▶ [REQUIREMENTS]:
Reproduce the records below exactly as they appear.

▶ [DATA EXTRACT]:
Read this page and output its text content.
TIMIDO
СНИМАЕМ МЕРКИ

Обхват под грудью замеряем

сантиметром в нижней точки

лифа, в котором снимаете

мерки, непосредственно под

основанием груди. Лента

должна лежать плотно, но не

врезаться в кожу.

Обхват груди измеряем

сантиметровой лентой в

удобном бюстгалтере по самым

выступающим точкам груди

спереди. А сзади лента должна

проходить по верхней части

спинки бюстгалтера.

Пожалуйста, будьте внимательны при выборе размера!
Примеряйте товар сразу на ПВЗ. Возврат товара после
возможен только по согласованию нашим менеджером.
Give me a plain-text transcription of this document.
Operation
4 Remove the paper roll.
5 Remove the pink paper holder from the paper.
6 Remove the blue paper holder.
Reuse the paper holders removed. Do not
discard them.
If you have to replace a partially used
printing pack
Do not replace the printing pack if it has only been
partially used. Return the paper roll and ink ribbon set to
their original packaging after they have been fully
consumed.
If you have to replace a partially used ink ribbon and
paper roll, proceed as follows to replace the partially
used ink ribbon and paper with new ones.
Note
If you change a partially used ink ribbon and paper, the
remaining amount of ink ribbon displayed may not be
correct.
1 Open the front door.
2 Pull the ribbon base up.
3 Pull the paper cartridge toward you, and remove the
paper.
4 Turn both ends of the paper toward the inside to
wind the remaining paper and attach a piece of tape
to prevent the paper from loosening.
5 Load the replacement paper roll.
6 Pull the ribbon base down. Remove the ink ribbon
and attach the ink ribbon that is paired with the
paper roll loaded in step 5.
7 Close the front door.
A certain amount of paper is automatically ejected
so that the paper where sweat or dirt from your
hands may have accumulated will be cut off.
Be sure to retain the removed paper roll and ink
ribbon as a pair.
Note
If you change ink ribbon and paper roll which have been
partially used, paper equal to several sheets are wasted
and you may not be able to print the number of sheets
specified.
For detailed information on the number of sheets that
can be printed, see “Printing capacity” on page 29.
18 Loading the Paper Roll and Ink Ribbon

▶ [WORKED SOLUTION]:
Read this page and output its text content.
TIMIDO
СНИМАЕМ МЕРКИ

Обхват под грудью замеряем

сантиметром в нижней точки

лифа, в котором снимаете

мерки, непосредственно под

основанием груди. Лента

должна лежать плотно, но не

врезаться в кожу.

Обхват груди измеряем

сантиметровой лентой в

удобном бюстгалтере по самым

выступающим точкам груди

спереди. А сзади лента должна

проходить по верхней части

спинки бюстгалтера.

Пожалуйста, будьте внимательны при выборе размера!
Примеряйте товар сразу на ПВЗ. Возврат товара после
возможен только по согласованию нашим менеджером.
Give me a plain-text transcription of this document.
Operation
4 Remove the paper roll.
5 Remove the pink paper holder from the paper.
6 Remove the blue paper holder.
Reuse the paper holders removed. Do not
discard them.
If you have to replace a partially used
printing pack
Do not replace the printing pack if it has only been
partially used. Return the paper roll and ink ribbon set to
their original packaging after they have been fully
consumed.
If you have to replace a partially used ink ribbon and
paper roll, proceed as follows to replace the partially
used ink ribbon and paper with new ones.
Note
If you change a partially used ink ribbon and paper, the
remaining amount of ink ribbon displayed may not be
correct.
1 Open the front door.
2 Pull the ribbon base up.
3 Pull the paper cartridge toward you, and remove the
paper.
4 Turn both ends of the paper toward the inside to
wind the remaining paper and attach a piece of tape
to prevent the paper from loosening.
5 Load the replacement paper roll.
6 Pull the ribbon base down. Remove the ink ribbon
and attach the ink ribbon that is paired with the
paper roll loaded in step 5.
7 Close the front door.
A certain amount of paper is automatically ejected
so that the paper where sweat or dirt from your
hands may have accumulated will be cut off.
Be sure to retain the removed paper roll and ink
ribbon as a pair.
Note
If you change ink ribbon and paper roll which have been
partially used, paper equal to several sheets are wasted
and you may not be able to print the number of sheets
specified.
For detailed information on the number of sheets that
can be printed, see “Printing capacity” on page 29.
18 Loading the Paper Roll and Ink Ribbon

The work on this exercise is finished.